◆ Text shown

━━━━━━━━━━━━━━━━━━━━━━━━━━━━━━

Posted: 08/21/2012 1:38 pm

If I were to say "_______ and eggs" to you (and in fact, I just did), what's the first thing that comes to your mind to fill in the blank?

I suppose you might come up with "heart disease," but I doubt it. I bet you will be in the overwhelming majority if you go with "bacon." If the eggs happened to be green, I suspect an even more overwhelming majority would settle on "ham." Please hold that thought, as I attempt to unscramble the latest research about eggs and health.

The study most recently in the headlines -- just published in the journal Atherosclerosis -- suggests not only that egg ingestion increases the risk of heart disease, but also that the association is as strong as that for cigarettes. I don't believe either is true.

The authors came up with the term "egg-yolk-years" as an analogue to "pack-years" of smoking, each representing the frequency of exposure multiplied by duration. They measured the volume of atherosclerosis in the arteries of patients attending the vascular clinics of University Hospital in Ontario, Canada, and asked them about lifestyle practices -- including such things as smoking and egg ingestion. Finding that the people with more plaque in their arteries reported eating more eggs, they reported that egg-yolk-years were a significant predictor of heart disease and that "regular consumption of egg yolk should be avoided by persons at risk of cardiovascular disease."

━━━━━━━━━━━━━━━━━━━━━━━━━━━━━━

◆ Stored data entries
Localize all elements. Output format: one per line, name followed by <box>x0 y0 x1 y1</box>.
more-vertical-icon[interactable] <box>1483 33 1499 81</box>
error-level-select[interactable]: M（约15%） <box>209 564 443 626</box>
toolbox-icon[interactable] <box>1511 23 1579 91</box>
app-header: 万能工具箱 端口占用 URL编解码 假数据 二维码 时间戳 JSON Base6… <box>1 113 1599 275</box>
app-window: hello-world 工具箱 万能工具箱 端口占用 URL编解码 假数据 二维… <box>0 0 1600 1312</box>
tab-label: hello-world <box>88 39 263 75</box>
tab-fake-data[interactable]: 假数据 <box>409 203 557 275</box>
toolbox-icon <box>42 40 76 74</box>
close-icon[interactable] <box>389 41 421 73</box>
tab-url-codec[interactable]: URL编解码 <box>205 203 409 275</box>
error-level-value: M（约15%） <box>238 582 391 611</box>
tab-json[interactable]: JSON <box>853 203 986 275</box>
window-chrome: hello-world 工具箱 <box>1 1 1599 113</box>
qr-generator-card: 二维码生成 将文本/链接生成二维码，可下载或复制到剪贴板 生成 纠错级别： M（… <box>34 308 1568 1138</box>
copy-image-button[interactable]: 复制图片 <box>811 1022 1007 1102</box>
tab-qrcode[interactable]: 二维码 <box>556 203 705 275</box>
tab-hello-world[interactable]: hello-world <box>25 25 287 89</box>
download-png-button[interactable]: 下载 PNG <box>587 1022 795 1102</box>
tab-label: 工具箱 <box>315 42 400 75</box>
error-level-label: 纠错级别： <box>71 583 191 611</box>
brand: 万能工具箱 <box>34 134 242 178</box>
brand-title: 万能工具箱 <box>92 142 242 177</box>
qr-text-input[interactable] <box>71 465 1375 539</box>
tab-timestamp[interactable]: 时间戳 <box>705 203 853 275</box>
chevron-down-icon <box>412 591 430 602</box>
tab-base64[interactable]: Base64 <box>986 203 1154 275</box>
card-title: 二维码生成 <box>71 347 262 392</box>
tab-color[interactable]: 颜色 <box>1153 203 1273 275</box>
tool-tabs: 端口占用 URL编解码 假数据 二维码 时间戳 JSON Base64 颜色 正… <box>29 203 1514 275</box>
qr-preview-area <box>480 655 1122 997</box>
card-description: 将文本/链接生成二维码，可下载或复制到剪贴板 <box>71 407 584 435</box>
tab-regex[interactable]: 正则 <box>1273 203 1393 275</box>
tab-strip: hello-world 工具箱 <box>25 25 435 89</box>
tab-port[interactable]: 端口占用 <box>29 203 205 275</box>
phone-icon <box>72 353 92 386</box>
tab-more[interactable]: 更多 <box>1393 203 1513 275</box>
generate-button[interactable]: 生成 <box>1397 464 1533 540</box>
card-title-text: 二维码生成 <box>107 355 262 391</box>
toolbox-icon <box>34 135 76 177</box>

━━━━━━━━━━━━━━━━━━━━━━━━━━━━━━

◆ Task item
Reproduce the article on eggs between "Posted: 08/21/2012 1:38" and "in the blank?", inclusive, substituting "gap" for every occurrence of "blank".

◆ Task response
Posted: 08/21/2012 1:38 pm

If I were to say "_______ and eggs" to you (and in fact, I just did), what's the first thing that comes to your mind to fill in the gap?